▶ PROBLEM: Quote the whole listing word for word. Do not include the pictures.

[start of DATASET EXTRACT]

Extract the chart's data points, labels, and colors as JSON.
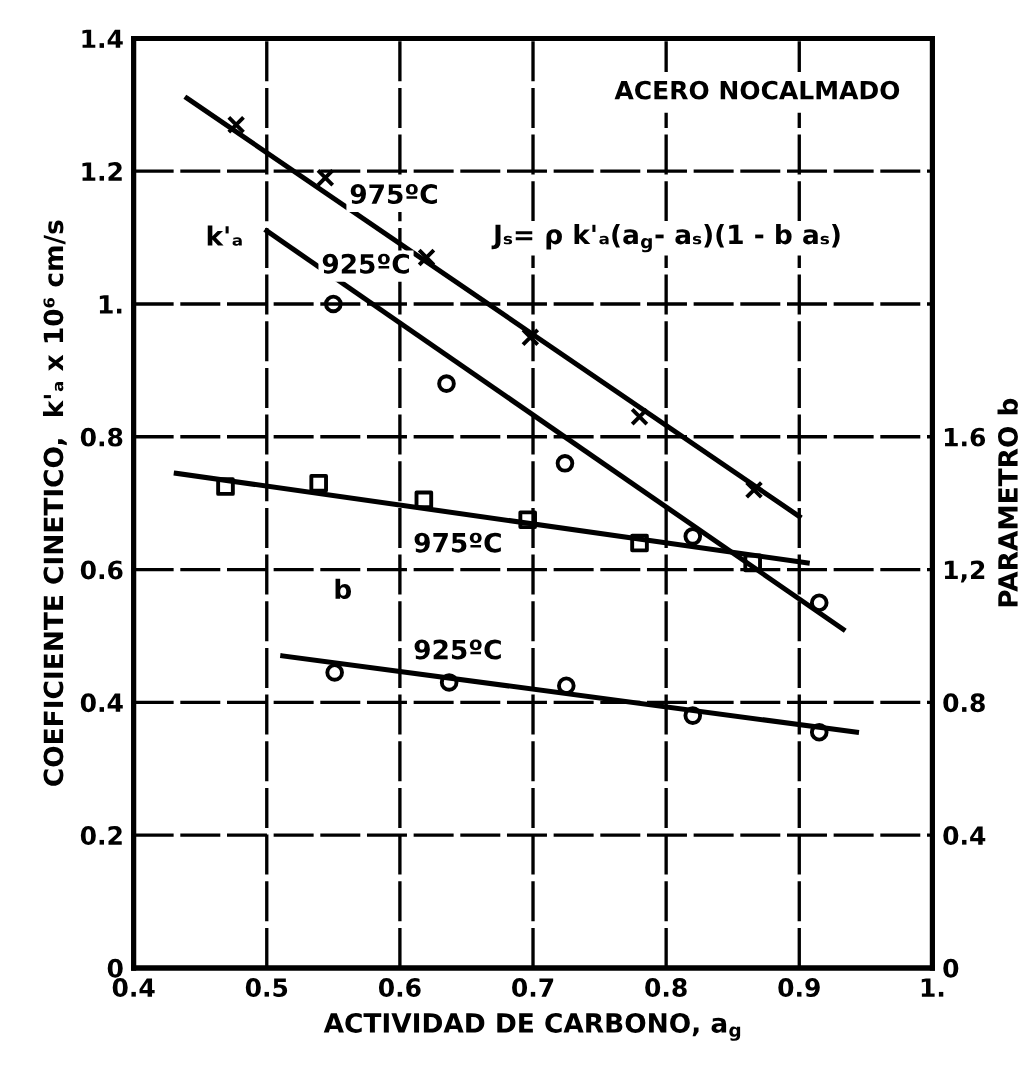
{
  "chart_data": {
    "type": "scatter",
    "title": "ACERO NOCALMADO",
    "xlabel": "ACTIVIDAD DE CARBONO, a$_{g}$",
    "ylabel": "COEFICIENTE CINETICO,  k'ₐ x 10⁶ cm/s",
    "y2label": "PARAMETRO b",
    "xlim": [
      0.4,
      1.0
    ],
    "xticks": [
      0.4,
      0.5,
      0.6,
      0.7,
      0.8,
      0.9,
      {
        "value": 1.0,
        "label": "1."
      }
    ],
    "ylim": [
      0,
      1.4
    ],
    "yticks": [
      0,
      0.2,
      0.4,
      0.6,
      0.8,
      {
        "value": 1.0,
        "label": "1."
      },
      1.2,
      1.4
    ],
    "y2lim": [
      0,
      2.8
    ],
    "y2ticks": [
      0,
      0.4,
      0.8,
      {
        "value": 1.2,
        "label": "1,2"
      },
      1.6
    ],
    "grid": true,
    "legend": false,
    "series": [
      {
        "marker": "cross",
        "color": "#000000",
        "x": [
          0.477,
          0.544,
          0.62,
          0.698,
          0.78,
          0.866
        ],
        "values": [
          1.27,
          1.19,
          1.07,
          0.95,
          0.83,
          0.72
        ]
      },
      {
        "type": "line",
        "marker": "none",
        "line_style": "solid",
        "color": "#000000",
        "x": [
          0.44,
          0.9
        ],
        "values": [
          1.31,
          0.68
        ]
      },
      {
        "marker": "circle",
        "color": "#000000",
        "x": [
          0.55,
          0.635,
          0.724,
          0.82,
          0.915
        ],
        "values": [
          1.0,
          0.88,
          0.76,
          0.65,
          0.55
        ]
      },
      {
        "type": "line",
        "marker": "none",
        "line_style": "solid",
        "color": "#000000",
        "x": [
          0.5,
          0.933
        ],
        "values": [
          1.11,
          0.51
        ]
      },
      {
        "marker": "square",
        "color": "#000000",
        "axis": "y2",
        "x": [
          0.469,
          0.539,
          0.618,
          0.696,
          0.78,
          0.865
        ],
        "values": [
          1.45,
          1.46,
          1.41,
          1.35,
          1.28,
          1.22
        ]
      },
      {
        "type": "line",
        "marker": "none",
        "line_style": "solid",
        "color": "#000000",
        "axis": "y2",
        "x": [
          0.432,
          0.906
        ],
        "values": [
          1.49,
          1.22
        ]
      },
      {
        "marker": "circle",
        "color": "#000000",
        "axis": "y2",
        "x": [
          0.551,
          0.637,
          0.725,
          0.82,
          0.915
        ],
        "values": [
          0.89,
          0.86,
          0.85,
          0.76,
          0.71
        ]
      },
      {
        "type": "line",
        "marker": "none",
        "line_style": "solid",
        "color": "#000000",
        "axis": "y2",
        "x": [
          0.512,
          0.943
        ],
        "values": [
          0.94,
          0.71
        ]
      }
    ],
    "annotations": [
      "Jₛ= ρ k'ₐ(a$_{g}$- aₛ)(1 - b aₛ)",
      "k'ₐ",
      "975ºC",
      "925ºC",
      "b",
      "975ºC",
      "925ºC"
    ]
  }
}
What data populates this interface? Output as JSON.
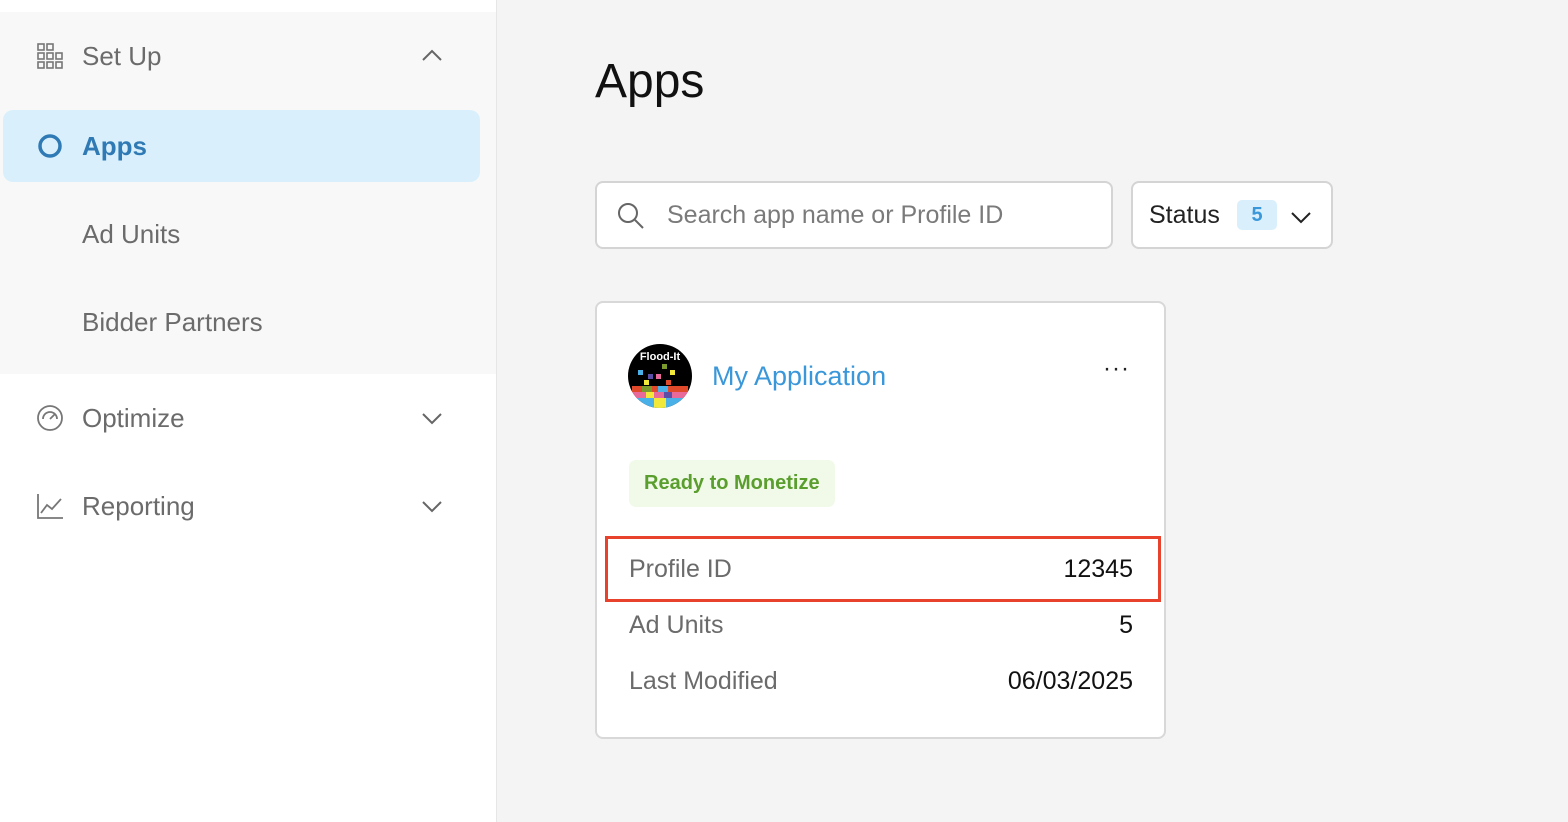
{
  "sidebar": {
    "setup": "Set Up",
    "apps": "Apps",
    "ad_units": "Ad Units",
    "bidder_partners": "Bidder Partners",
    "optimize": "Optimize",
    "reporting": "Reporting"
  },
  "main": {
    "title": "Apps",
    "search_placeholder": "Search app name or Profile ID",
    "status_label": "Status",
    "status_count": "5"
  },
  "card": {
    "app_name": "My Application",
    "logo_text": "Flood-It!",
    "badge": "Ready to Monetize",
    "rows": [
      {
        "label": "Profile ID",
        "value": "12345"
      },
      {
        "label": "Ad Units",
        "value": "5"
      },
      {
        "label": "Last Modified",
        "value": "06/03/2025"
      }
    ]
  },
  "colors": {
    "accent": "#2f7ab5",
    "link": "#3a97d9",
    "active_bg": "#d9f0fc",
    "badge_text": "#5a9e2e",
    "badge_bg": "#f1fae9",
    "highlight": "#e8412c"
  }
}
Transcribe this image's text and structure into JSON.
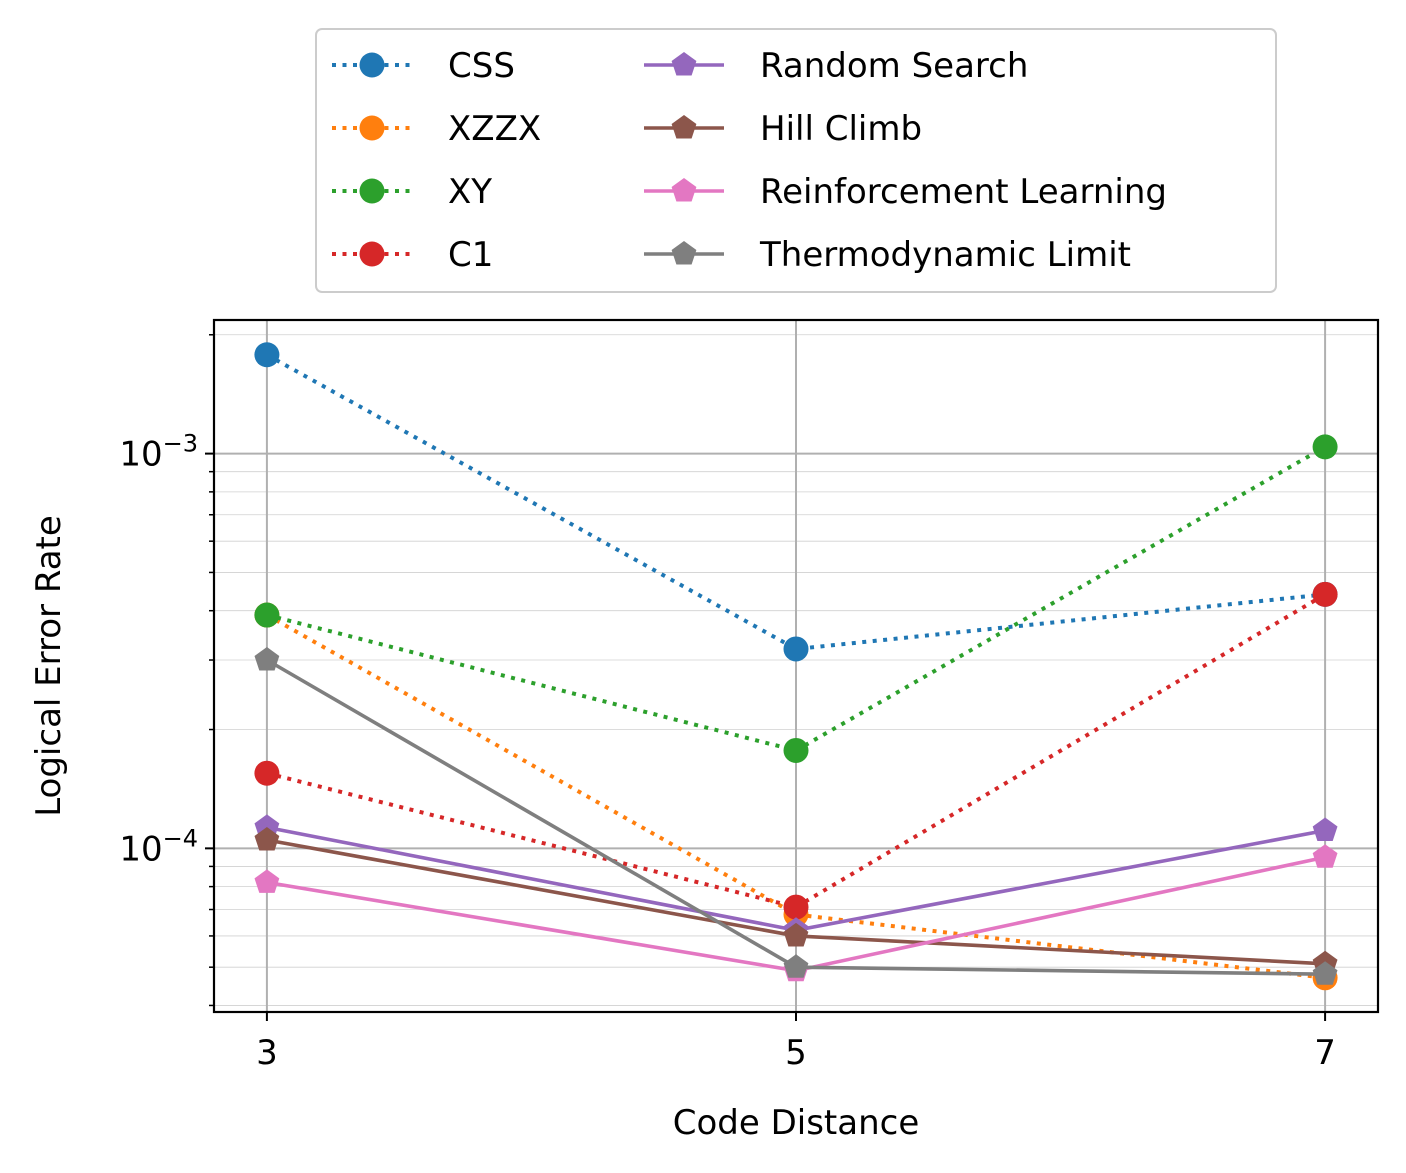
{
  "chart_data": {
    "type": "line",
    "xlabel": "Code Distance",
    "ylabel": "Logical Error Rate",
    "yscale": "log",
    "x": [
      3,
      5,
      7
    ],
    "x_ticks": [
      "3",
      "5",
      "7"
    ],
    "y_ticks": [
      {
        "value": 0.001,
        "base": "10",
        "exp": "−3"
      },
      {
        "value": 0.0001,
        "base": "10",
        "exp": "−4"
      }
    ],
    "xlim": [
      2.8,
      7.2
    ],
    "ylim": [
      3.85e-05,
      0.00218
    ],
    "grid": true,
    "legend": {
      "placement": "top-center, above plot",
      "columns": 2
    },
    "series": [
      {
        "name": "CSS",
        "color": "#1f77b4",
        "linestyle": "dotted",
        "marker": "circle",
        "values": [
          0.00178,
          0.00032,
          0.00044
        ]
      },
      {
        "name": "XZZX",
        "color": "#ff7f0e",
        "linestyle": "dotted",
        "marker": "circle",
        "values": [
          0.00039,
          6.8e-05,
          4.7e-05
        ]
      },
      {
        "name": "XY",
        "color": "#2ca02c",
        "linestyle": "dotted",
        "marker": "circle",
        "values": [
          0.00039,
          0.000177,
          0.00104
        ]
      },
      {
        "name": "C1",
        "color": "#d62728",
        "linestyle": "dotted",
        "marker": "circle",
        "values": [
          0.000155,
          7.1e-05,
          0.00044
        ]
      },
      {
        "name": "Random Search",
        "color": "#9467bd",
        "linestyle": "solid",
        "marker": "pentagon",
        "values": [
          0.000113,
          6.2e-05,
          0.000111
        ]
      },
      {
        "name": "Hill Climb",
        "color": "#8c564b",
        "linestyle": "solid",
        "marker": "pentagon",
        "values": [
          0.000105,
          6e-05,
          5.1e-05
        ]
      },
      {
        "name": "Reinforcement Learning",
        "color": "#e377c2",
        "linestyle": "solid",
        "marker": "pentagon",
        "values": [
          8.2e-05,
          4.9e-05,
          9.5e-05
        ]
      },
      {
        "name": "Thermodynamic Limit",
        "color": "#7f7f7f",
        "linestyle": "solid",
        "marker": "pentagon",
        "values": [
          0.0003,
          5e-05,
          4.8e-05
        ]
      }
    ]
  }
}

[end of DATASET EXTRACT]

▶ THE SOLUTION:
Extract the chart's data points, labels, and colors as JSON.
{
  "chart_data": {
    "type": "scatter",
    "title": "ACERO NOCALMADO",
    "xlabel": "ACTIVIDAD DE CARBONO, a$_{g}$",
    "ylabel": "COEFICIENTE CINETICO,  k'ₐ x 10⁶ cm/s",
    "y2label": "PARAMETRO b",
    "xlim": [
      0.4,
      1.0
    ],
    "xticks": [
      0.4,
      0.5,
      0.6,
      0.7,
      0.8,
      0.9,
      {
        "value": 1.0,
        "label": "1."
      }
    ],
    "ylim": [
      0,
      1.4
    ],
    "yticks": [
      0,
      0.2,
      0.4,
      0.6,
      0.8,
      {
        "value": 1.0,
        "label": "1."
      },
      1.2,
      1.4
    ],
    "y2lim": [
      0,
      2.8
    ],
    "y2ticks": [
      0,
      0.4,
      0.8,
      {
        "value": 1.2,
        "label": "1,2"
      },
      1.6
    ],
    "grid": true,
    "legend": false,
    "series": [
      {
        "marker": "cross",
        "color": "#000000",
        "x": [
          0.477,
          0.544,
          0.62,
          0.698,
          0.78,
          0.866
        ],
        "values": [
          1.27,
          1.19,
          1.07,
          0.95,
          0.83,
          0.72
        ]
      },
      {
        "type": "line",
        "marker": "none",
        "line_style": "solid",
        "color": "#000000",
        "x": [
          0.44,
          0.9
        ],
        "values": [
          1.31,
          0.68
        ]
      },
      {
        "marker": "circle",
        "color": "#000000",
        "x": [
          0.55,
          0.635,
          0.724,
          0.82,
          0.915
        ],
        "values": [
          1.0,
          0.88,
          0.76,
          0.65,
          0.55
        ]
      },
      {
        "type": "line",
        "marker": "none",
        "line_style": "solid",
        "color": "#000000",
        "x": [
          0.5,
          0.933
        ],
        "values": [
          1.11,
          0.51
        ]
      },
      {
        "marker": "square",
        "color": "#000000",
        "axis": "y2",
        "x": [
          0.469,
          0.539,
          0.618,
          0.696,
          0.78,
          0.865
        ],
        "values": [
          1.45,
          1.46,
          1.41,
          1.35,
          1.28,
          1.22
        ]
      },
      {
        "type": "line",
        "marker": "none",
        "line_style": "solid",
        "color": "#000000",
        "axis": "y2",
        "x": [
          0.432,
          0.906
        ],
        "values": [
          1.49,
          1.22
        ]
      },
      {
        "marker": "circle",
        "color": "#000000",
        "axis": "y2",
        "x": [
          0.551,
          0.637,
          0.725,
          0.82,
          0.915
        ],
        "values": [
          0.89,
          0.86,
          0.85,
          0.76,
          0.71
        ]
      },
      {
        "type": "line",
        "marker": "none",
        "line_style": "solid",
        "color": "#000000",
        "axis": "y2",
        "x": [
          0.512,
          0.943
        ],
        "values": [
          0.94,
          0.71
        ]
      }
    ],
    "annotations": [
      "Jₛ= ρ k'ₐ(a$_{g}$- aₛ)(1 - b aₛ)",
      "k'ₐ",
      "975ºC",
      "925ºC",
      "b",
      "975ºC",
      "925ºC"
    ]
  }
}
What data populates this interface? Output as JSON.
{
  "sidebar": {
    "setup": "Set Up",
    "apps": "Apps",
    "ad_units": "Ad Units",
    "bidder_partners": "Bidder Partners",
    "optimize": "Optimize",
    "reporting": "Reporting"
  },
  "main": {
    "title": "Apps",
    "search_placeholder": "Search app name or Profile ID",
    "status_label": "Status",
    "status_count": "5"
  },
  "card": {
    "app_name": "My Application",
    "logo_text": "Flood-It!",
    "badge": "Ready to Monetize",
    "rows": [
      {
        "label": "Profile ID",
        "value": "12345"
      },
      {
        "label": "Ad Units",
        "value": "5"
      },
      {
        "label": "Last Modified",
        "value": "06/03/2025"
      }
    ]
  },
  "colors": {
    "accent": "#2f7ab5",
    "link": "#3a97d9",
    "active_bg": "#d9f0fc",
    "badge_text": "#5a9e2e",
    "badge_bg": "#f1fae9",
    "highlight": "#e8412c"
  }
}
Transcribe this image's text and structure into JSON.
{
  "chart_data": {
    "type": "line",
    "xlabel": "Code Distance",
    "ylabel": "Logical Error Rate",
    "yscale": "log",
    "x": [
      3,
      5,
      7
    ],
    "x_ticks": [
      "3",
      "5",
      "7"
    ],
    "y_ticks": [
      {
        "value": 0.001,
        "base": "10",
        "exp": "−3"
      },
      {
        "value": 0.0001,
        "base": "10",
        "exp": "−4"
      }
    ],
    "xlim": [
      2.8,
      7.2
    ],
    "ylim": [
      3.85e-05,
      0.00218
    ],
    "grid": true,
    "legend": {
      "placement": "top-center, above plot",
      "columns": 2
    },
    "series": [
      {
        "name": "CSS",
        "color": "#1f77b4",
        "linestyle": "dotted",
        "marker": "circle",
        "values": [
          0.00178,
          0.00032,
          0.00044
        ]
      },
      {
        "name": "XZZX",
        "color": "#ff7f0e",
        "linestyle": "dotted",
        "marker": "circle",
        "values": [
          0.00039,
          6.8e-05,
          4.7e-05
        ]
      },
      {
        "name": "XY",
        "color": "#2ca02c",
        "linestyle": "dotted",
        "marker": "circle",
        "values": [
          0.00039,
          0.000177,
          0.00104
        ]
      },
      {
        "name": "C1",
        "color": "#d62728",
        "linestyle": "dotted",
        "marker": "circle",
        "values": [
          0.000155,
          7.1e-05,
          0.00044
        ]
      },
      {
        "name": "Random Search",
        "color": "#9467bd",
        "linestyle": "solid",
        "marker": "pentagon",
        "values": [
          0.000113,
          6.2e-05,
          0.000111
        ]
      },
      {
        "name": "Hill Climb",
        "color": "#8c564b",
        "linestyle": "solid",
        "marker": "pentagon",
        "values": [
          0.000105,
          6e-05,
          5.1e-05
        ]
      },
      {
        "name": "Reinforcement Learning",
        "color": "#e377c2",
        "linestyle": "solid",
        "marker": "pentagon",
        "values": [
          8.2e-05,
          4.9e-05,
          9.5e-05
        ]
      },
      {
        "name": "Thermodynamic Limit",
        "color": "#7f7f7f",
        "linestyle": "solid",
        "marker": "pentagon",
        "values": [
          0.0003,
          5e-05,
          4.8e-05
        ]
      }
    ]
  }
}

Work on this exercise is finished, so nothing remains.